What the task asks: Copy the entries below exactly. Images do not belong in the copy.

[start]

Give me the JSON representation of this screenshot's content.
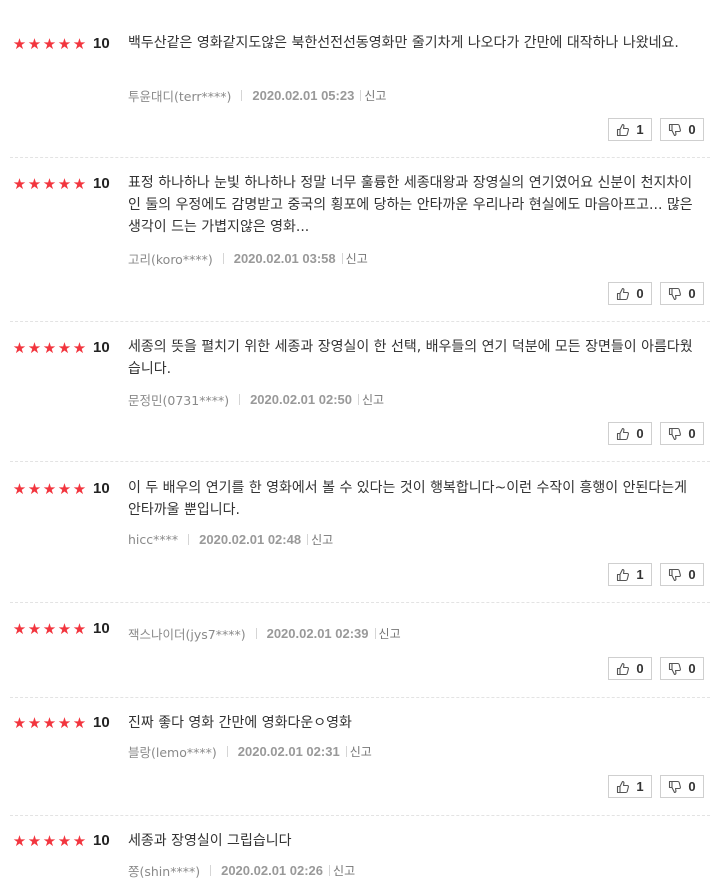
{
  "reviews": [
    {
      "stars": 5,
      "score": "10",
      "text": "백두산같은 영화같지도않은 북한선전선동영화만 줄기차게 나오다가 간만에 대작하나 나왔네요.",
      "author": "투윤대디(terr****)",
      "date": "2020.02.01 05:23",
      "report": "신고",
      "likes": "1",
      "dislikes": "0"
    },
    {
      "stars": 5,
      "score": "10",
      "text": "표정 하나하나 눈빛 하나하나 정말 너무 훌륭한 세종대왕과 장영실의 연기였어요 신분이 천지차이인 둘의 우정에도 감명받고 중국의 횡포에 당하는 안타까운 우리나라 현실에도 마음아프고... 많은 생각이 드는 가볍지않은 영화...",
      "author": "고리(koro****)",
      "date": "2020.02.01 03:58",
      "report": "신고",
      "likes": "0",
      "dislikes": "0"
    },
    {
      "stars": 5,
      "score": "10",
      "text": "세종의 뜻을 펼치기 위한 세종과 장영실이 한 선택, 배우들의 연기 덕분에 모든 장면들이 아름다웠습니다.",
      "author": "문정민(0731****)",
      "date": "2020.02.01 02:50",
      "report": "신고",
      "likes": "0",
      "dislikes": "0"
    },
    {
      "stars": 5,
      "score": "10",
      "text": "이 두 배우의 연기를 한 영화에서 볼 수 있다는 것이 행복합니다~이런 수작이 흥행이 안된다는게 안타까울 뿐입니다.",
      "author": "hicc****",
      "date": "2020.02.01 02:48",
      "report": "신고",
      "likes": "1",
      "dislikes": "0"
    },
    {
      "stars": 5,
      "score": "10",
      "text": "",
      "author": "잭스나이더(jys7****)",
      "date": "2020.02.01 02:39",
      "report": "신고",
      "likes": "0",
      "dislikes": "0"
    },
    {
      "stars": 5,
      "score": "10",
      "text": "진짜 좋다 영화 간만에 영화다운ㅇ영화",
      "author": "블랑(lemo****)",
      "date": "2020.02.01 02:31",
      "report": "신고",
      "likes": "1",
      "dislikes": "0"
    },
    {
      "stars": 5,
      "score": "10",
      "text": "세종과 장영실이 그립습니다",
      "author": "쫑(shin****)",
      "date": "2020.02.01 02:26",
      "report": "신고",
      "likes": "",
      "dislikes": ""
    }
  ],
  "icons": {
    "like": "thumbs-up-icon",
    "dislike": "thumbs-down-icon",
    "star": "star-icon"
  },
  "colors": {
    "star": "#f2353e",
    "text": "#333333",
    "meta": "#888888",
    "border": "#cfcfcf"
  }
}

[end]

Complete response:
Give me the JSON representation of this screenshot's content.
{
  "reviews": [
    {
      "stars": 5,
      "score": "10",
      "text": "백두산같은 영화같지도않은 북한선전선동영화만 줄기차게 나오다가 간만에 대작하나 나왔네요.",
      "author": "투윤대디(terr****)",
      "date": "2020.02.01 05:23",
      "report": "신고",
      "likes": "1",
      "dislikes": "0"
    },
    {
      "stars": 5,
      "score": "10",
      "text": "표정 하나하나 눈빛 하나하나 정말 너무 훌륭한 세종대왕과 장영실의 연기였어요 신분이 천지차이인 둘의 우정에도 감명받고 중국의 횡포에 당하는 안타까운 우리나라 현실에도 마음아프고... 많은 생각이 드는 가볍지않은 영화...",
      "author": "고리(koro****)",
      "date": "2020.02.01 03:58",
      "report": "신고",
      "likes": "0",
      "dislikes": "0"
    },
    {
      "stars": 5,
      "score": "10",
      "text": "세종의 뜻을 펼치기 위한 세종과 장영실이 한 선택, 배우들의 연기 덕분에 모든 장면들이 아름다웠습니다.",
      "author": "문정민(0731****)",
      "date": "2020.02.01 02:50",
      "report": "신고",
      "likes": "0",
      "dislikes": "0"
    },
    {
      "stars": 5,
      "score": "10",
      "text": "이 두 배우의 연기를 한 영화에서 볼 수 있다는 것이 행복합니다~이런 수작이 흥행이 안된다는게 안타까울 뿐입니다.",
      "author": "hicc****",
      "date": "2020.02.01 02:48",
      "report": "신고",
      "likes": "1",
      "dislikes": "0"
    },
    {
      "stars": 5,
      "score": "10",
      "text": "",
      "author": "잭스나이더(jys7****)",
      "date": "2020.02.01 02:39",
      "report": "신고",
      "likes": "0",
      "dislikes": "0"
    },
    {
      "stars": 5,
      "score": "10",
      "text": "진짜 좋다 영화 간만에 영화다운ㅇ영화",
      "author": "블랑(lemo****)",
      "date": "2020.02.01 02:31",
      "report": "신고",
      "likes": "1",
      "dislikes": "0"
    },
    {
      "stars": 5,
      "score": "10",
      "text": "세종과 장영실이 그립습니다",
      "author": "쫑(shin****)",
      "date": "2020.02.01 02:26",
      "report": "신고",
      "likes": "",
      "dislikes": ""
    }
  ],
  "icons": {
    "like": "thumbs-up-icon",
    "dislike": "thumbs-down-icon",
    "star": "star-icon"
  },
  "colors": {
    "star": "#f2353e",
    "text": "#333333",
    "meta": "#888888",
    "border": "#cfcfcf"
  }
}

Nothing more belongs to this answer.